Problem. Find the line that contains "Extract the structured". Output it and every line after it to the end of the records, exactly as they appear.

Data to use.
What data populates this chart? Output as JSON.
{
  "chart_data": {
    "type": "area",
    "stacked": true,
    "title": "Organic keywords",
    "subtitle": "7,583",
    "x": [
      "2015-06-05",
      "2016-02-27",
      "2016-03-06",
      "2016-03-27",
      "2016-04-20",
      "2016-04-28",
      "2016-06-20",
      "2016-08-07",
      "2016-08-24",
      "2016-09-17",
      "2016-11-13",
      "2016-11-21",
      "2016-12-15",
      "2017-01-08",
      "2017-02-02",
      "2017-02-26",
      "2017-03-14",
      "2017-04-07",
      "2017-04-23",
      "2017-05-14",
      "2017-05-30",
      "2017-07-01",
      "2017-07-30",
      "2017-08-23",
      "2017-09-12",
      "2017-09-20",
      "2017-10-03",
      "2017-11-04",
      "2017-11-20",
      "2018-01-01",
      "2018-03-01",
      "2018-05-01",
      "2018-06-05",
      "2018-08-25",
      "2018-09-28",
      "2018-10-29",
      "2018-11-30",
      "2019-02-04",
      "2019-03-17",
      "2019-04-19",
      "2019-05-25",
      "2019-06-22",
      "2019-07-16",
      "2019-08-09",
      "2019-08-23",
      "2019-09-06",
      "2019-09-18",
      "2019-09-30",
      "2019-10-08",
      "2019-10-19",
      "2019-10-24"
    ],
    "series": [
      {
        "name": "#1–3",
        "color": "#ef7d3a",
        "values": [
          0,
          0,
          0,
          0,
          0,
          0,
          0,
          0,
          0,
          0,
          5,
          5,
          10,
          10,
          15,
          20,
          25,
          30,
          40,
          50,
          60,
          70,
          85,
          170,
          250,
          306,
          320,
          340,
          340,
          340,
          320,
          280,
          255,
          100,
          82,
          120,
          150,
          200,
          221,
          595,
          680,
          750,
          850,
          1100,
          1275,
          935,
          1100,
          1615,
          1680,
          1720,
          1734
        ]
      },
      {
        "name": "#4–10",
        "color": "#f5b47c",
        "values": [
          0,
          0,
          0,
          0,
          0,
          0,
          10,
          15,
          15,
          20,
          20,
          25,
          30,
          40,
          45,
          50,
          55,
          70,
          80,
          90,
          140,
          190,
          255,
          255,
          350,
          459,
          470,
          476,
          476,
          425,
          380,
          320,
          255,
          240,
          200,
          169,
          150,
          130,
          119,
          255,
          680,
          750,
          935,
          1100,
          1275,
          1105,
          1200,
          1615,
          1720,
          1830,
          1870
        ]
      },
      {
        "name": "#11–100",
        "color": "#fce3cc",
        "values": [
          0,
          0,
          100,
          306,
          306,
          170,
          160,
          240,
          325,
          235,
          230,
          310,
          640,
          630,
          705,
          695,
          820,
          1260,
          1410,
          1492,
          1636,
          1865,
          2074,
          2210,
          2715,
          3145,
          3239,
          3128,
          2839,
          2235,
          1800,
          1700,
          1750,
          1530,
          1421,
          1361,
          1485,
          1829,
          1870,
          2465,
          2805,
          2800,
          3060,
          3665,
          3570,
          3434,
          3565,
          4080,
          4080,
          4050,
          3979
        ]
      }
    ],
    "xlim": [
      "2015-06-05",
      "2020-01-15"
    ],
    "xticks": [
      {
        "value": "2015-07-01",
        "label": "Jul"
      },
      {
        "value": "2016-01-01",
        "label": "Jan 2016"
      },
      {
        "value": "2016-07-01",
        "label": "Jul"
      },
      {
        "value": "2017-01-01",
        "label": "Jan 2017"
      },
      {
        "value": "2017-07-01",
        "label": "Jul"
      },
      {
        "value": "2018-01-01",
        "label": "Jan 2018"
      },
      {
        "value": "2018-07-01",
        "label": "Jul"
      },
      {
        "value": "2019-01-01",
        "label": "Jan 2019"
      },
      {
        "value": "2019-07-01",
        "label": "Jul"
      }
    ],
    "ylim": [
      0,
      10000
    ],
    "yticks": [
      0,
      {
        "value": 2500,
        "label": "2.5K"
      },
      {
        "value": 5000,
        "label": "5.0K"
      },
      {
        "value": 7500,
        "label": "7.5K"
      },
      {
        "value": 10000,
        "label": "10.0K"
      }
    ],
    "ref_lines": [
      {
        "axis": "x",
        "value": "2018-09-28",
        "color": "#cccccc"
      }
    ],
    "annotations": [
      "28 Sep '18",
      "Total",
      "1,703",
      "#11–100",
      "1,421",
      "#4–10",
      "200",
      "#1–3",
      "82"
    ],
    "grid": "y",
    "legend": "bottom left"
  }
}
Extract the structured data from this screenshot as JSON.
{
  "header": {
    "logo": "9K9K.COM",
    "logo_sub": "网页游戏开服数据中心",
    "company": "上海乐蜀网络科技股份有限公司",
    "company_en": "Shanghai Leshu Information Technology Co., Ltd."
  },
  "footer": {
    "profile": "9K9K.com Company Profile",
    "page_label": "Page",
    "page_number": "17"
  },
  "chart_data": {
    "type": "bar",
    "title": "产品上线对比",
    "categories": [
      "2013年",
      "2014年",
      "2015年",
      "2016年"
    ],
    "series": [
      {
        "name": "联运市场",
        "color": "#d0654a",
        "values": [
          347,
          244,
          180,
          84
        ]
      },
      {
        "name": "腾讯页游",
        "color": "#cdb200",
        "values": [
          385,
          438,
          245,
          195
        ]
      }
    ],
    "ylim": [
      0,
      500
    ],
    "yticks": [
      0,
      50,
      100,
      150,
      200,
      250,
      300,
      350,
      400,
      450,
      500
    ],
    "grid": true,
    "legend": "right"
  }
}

Written solution.
Extract the structured data from this screenshot as JSON.
{
  "header": {
    "logo": "9K9K.COM",
    "logo_sub": "网页游戏开服数据中心",
    "company": "上海乐蜀网络科技股份有限公司",
    "company_en": "Shanghai Leshu Information Technology Co., Ltd."
  },
  "footer": {
    "profile": "9K9K.com Company Profile",
    "page_label": "Page",
    "page_number": "17"
  },
  "chart_data": {
    "type": "bar",
    "title": "产品上线对比",
    "categories": [
      "2013年",
      "2014年",
      "2015年",
      "2016年"
    ],
    "series": [
      {
        "name": "联运市场",
        "color": "#d0654a",
        "values": [
          347,
          244,
          180,
          84
        ]
      },
      {
        "name": "腾讯页游",
        "color": "#cdb200",
        "values": [
          385,
          438,
          245,
          195
        ]
      }
    ],
    "ylim": [
      0,
      500
    ],
    "yticks": [
      0,
      50,
      100,
      150,
      200,
      250,
      300,
      350,
      400,
      450,
      500
    ],
    "grid": true,
    "legend": "right"
  }
}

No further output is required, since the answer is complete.